### Direction
Determine how many lines include "カルシウム応答". Give the number and nothing else.

[Chart and figure data]
-- Begin --

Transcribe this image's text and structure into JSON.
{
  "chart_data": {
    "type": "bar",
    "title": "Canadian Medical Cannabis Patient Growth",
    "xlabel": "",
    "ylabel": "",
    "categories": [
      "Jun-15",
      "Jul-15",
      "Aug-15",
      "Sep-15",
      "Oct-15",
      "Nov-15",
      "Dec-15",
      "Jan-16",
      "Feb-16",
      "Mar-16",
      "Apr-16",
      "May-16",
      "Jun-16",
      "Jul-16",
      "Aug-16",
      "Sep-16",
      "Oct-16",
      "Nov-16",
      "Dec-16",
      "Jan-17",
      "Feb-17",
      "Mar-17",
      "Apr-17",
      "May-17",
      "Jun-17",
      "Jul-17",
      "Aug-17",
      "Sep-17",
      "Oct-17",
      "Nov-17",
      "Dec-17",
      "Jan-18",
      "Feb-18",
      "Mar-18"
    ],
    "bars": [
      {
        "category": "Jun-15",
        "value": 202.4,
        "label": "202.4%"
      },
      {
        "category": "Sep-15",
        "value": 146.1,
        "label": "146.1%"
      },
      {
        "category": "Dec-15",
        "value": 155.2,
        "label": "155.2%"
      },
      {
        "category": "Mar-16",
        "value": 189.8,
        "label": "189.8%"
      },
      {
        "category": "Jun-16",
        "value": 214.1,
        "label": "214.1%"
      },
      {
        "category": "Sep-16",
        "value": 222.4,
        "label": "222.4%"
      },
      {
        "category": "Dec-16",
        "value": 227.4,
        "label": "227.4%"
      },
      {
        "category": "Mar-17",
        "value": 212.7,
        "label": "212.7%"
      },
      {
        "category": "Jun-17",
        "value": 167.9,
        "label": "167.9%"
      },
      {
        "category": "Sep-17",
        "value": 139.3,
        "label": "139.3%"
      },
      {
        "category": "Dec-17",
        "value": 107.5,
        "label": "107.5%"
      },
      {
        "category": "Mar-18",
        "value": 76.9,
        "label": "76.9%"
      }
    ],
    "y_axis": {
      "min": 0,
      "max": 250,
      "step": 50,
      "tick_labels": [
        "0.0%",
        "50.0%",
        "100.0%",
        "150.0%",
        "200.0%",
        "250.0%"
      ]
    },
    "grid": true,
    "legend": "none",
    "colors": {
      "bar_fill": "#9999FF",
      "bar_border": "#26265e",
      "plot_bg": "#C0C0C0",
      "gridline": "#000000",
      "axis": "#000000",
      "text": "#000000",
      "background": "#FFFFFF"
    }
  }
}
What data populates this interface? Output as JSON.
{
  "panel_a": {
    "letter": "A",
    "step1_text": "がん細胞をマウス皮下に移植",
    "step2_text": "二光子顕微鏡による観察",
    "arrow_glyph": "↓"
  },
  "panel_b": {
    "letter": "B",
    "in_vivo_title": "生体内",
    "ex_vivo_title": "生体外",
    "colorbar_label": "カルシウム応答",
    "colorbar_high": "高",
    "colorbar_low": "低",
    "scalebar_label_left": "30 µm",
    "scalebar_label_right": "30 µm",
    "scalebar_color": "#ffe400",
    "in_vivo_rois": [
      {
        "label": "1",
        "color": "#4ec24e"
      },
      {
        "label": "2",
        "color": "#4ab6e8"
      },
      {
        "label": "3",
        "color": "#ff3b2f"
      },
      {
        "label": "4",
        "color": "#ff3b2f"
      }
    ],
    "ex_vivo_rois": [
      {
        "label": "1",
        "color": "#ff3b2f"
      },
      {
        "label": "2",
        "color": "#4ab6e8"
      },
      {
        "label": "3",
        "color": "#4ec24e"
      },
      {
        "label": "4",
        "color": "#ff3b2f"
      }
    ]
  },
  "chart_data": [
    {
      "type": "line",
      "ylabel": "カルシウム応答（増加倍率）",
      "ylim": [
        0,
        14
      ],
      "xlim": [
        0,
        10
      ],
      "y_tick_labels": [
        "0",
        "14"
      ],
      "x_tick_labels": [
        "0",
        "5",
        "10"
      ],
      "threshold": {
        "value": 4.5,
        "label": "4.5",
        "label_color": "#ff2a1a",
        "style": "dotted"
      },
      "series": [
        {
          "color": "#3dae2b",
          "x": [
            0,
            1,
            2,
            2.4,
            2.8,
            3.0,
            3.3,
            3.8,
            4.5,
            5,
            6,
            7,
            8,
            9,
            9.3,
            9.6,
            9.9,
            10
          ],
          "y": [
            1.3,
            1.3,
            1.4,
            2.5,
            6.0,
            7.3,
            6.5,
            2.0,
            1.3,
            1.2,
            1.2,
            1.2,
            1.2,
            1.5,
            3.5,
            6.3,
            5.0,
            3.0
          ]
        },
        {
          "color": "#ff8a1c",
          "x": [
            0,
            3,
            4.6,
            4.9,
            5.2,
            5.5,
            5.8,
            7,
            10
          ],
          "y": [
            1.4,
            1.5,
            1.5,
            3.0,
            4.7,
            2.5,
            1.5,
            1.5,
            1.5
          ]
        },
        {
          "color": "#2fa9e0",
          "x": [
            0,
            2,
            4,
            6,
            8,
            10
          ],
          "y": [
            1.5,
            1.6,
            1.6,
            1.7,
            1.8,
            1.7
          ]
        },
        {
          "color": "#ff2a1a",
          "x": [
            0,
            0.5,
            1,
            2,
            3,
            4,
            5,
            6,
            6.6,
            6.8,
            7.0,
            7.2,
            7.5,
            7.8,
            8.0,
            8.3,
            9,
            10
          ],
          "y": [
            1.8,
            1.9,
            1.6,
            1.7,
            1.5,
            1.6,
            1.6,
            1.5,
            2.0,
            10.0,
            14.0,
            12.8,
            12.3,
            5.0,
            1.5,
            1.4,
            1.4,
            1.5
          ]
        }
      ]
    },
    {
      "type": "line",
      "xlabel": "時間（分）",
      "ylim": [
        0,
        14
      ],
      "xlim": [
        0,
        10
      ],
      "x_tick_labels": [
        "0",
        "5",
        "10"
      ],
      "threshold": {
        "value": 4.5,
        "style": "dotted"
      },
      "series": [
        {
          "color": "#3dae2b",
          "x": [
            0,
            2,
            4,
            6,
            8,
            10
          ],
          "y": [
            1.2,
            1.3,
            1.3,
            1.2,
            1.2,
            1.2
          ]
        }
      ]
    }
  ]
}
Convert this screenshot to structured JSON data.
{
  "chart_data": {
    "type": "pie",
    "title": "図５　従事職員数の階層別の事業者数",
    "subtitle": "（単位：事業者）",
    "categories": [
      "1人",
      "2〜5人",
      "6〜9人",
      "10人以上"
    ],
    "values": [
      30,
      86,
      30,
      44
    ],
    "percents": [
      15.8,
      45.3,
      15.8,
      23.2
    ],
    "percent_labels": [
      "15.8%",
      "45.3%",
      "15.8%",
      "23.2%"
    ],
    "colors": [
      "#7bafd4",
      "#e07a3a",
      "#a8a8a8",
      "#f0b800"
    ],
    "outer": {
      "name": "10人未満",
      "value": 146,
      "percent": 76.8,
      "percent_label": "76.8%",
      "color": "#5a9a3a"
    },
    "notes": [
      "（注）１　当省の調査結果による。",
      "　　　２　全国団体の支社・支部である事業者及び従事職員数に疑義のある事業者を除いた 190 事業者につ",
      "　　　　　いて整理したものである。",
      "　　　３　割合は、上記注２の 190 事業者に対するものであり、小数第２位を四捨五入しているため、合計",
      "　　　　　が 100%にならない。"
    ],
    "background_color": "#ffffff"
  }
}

-- End --

### Answer below
2